## Exercise goal
Repeat the material below word for word and leave out all pictures.

## Data items
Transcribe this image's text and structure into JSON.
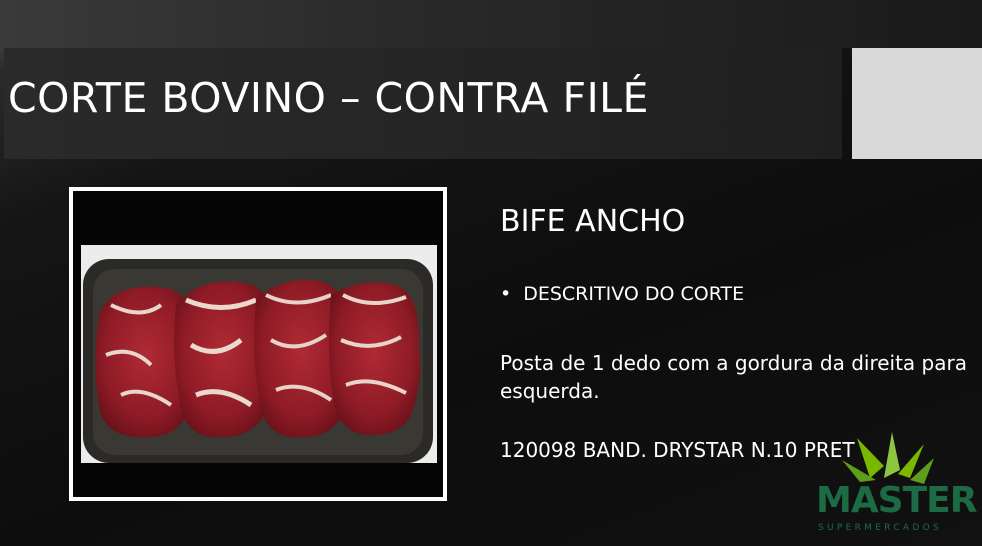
{
  "slide": {
    "title": "CORTE BOVINO – CONTRA FILÉ",
    "subtitle": "BIFE ANCHO",
    "bullet": "DESCRITIVO DO CORTE",
    "description": "Posta de 1 dedo com a gordura da direita para esquerda.",
    "product_code": "120098 BAND. DRYSTAR N.10 PRET"
  },
  "photo": {
    "icon": "meat-tray-photo"
  },
  "logo": {
    "name": "MASTER",
    "tagline": "SUPERMERCADOS",
    "color": "#1d6b45",
    "accent": "#7ab800"
  },
  "colors": {
    "background": "#0d0d0d",
    "title_bar": "#242424",
    "placeholder_box": "#d9d9d9",
    "text": "#ffffff"
  }
}
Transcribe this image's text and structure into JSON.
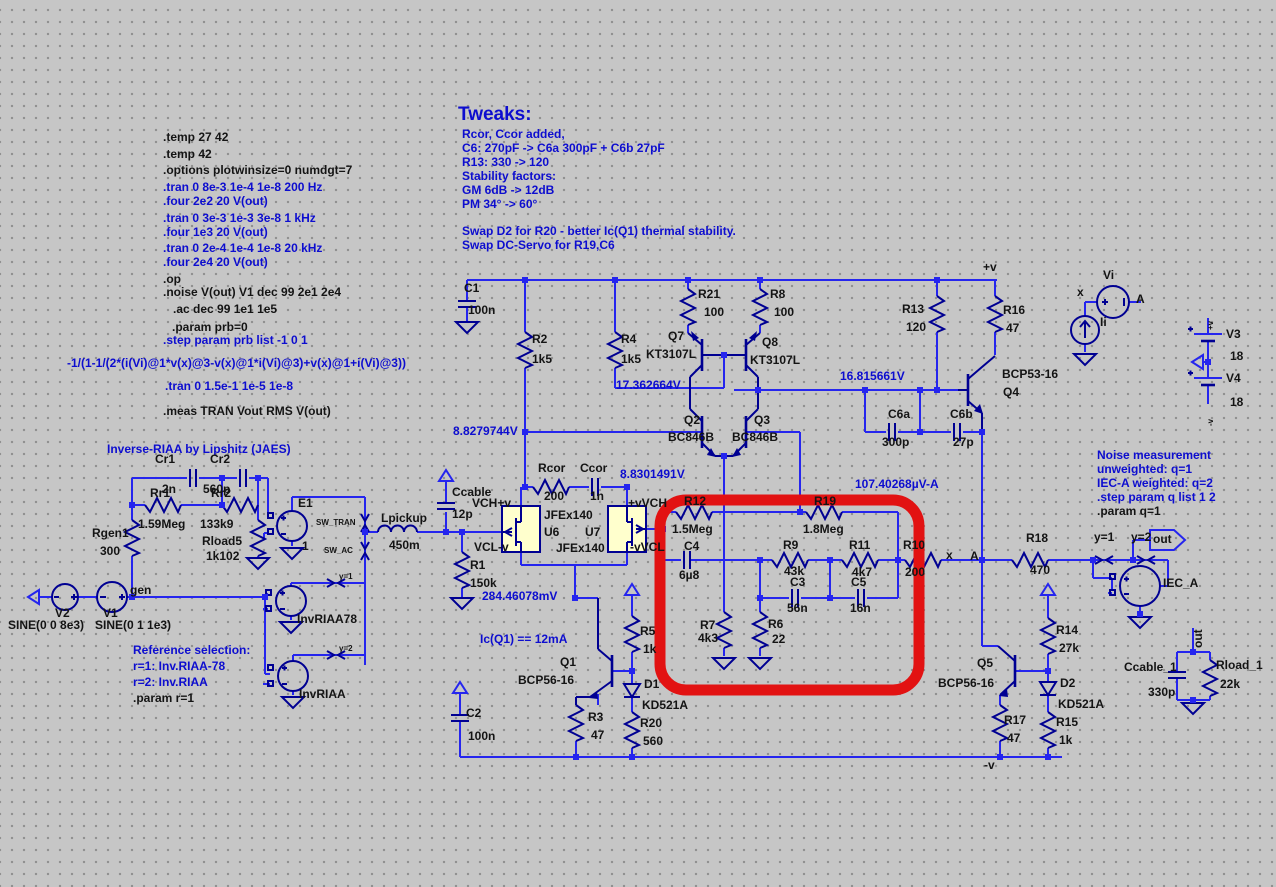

## Problem solution
Transcribe this image's text and structure into JSON.
{
  "slide": {
    "title": "CORTE BOVINO – CONTRA FILÉ",
    "subtitle": "BIFE ANCHO",
    "bullet": "DESCRITIVO DO CORTE",
    "description": "Posta de 1 dedo com a gordura da direita para esquerda.",
    "product_code": "120098 BAND. DRYSTAR N.10 PRET"
  },
  "photo": {
    "icon": "meat-tray-photo"
  },
  "logo": {
    "name": "MASTER",
    "tagline": "SUPERMERCADOS",
    "color": "#1d6b45",
    "accent": "#7ab800"
  },
  "colors": {
    "background": "#0d0d0d",
    "title_bar": "#242424",
    "placeholder_box": "#d9d9d9",
    "text": "#ffffff"
  }
}
Transcribe this image's text and structure into JSON.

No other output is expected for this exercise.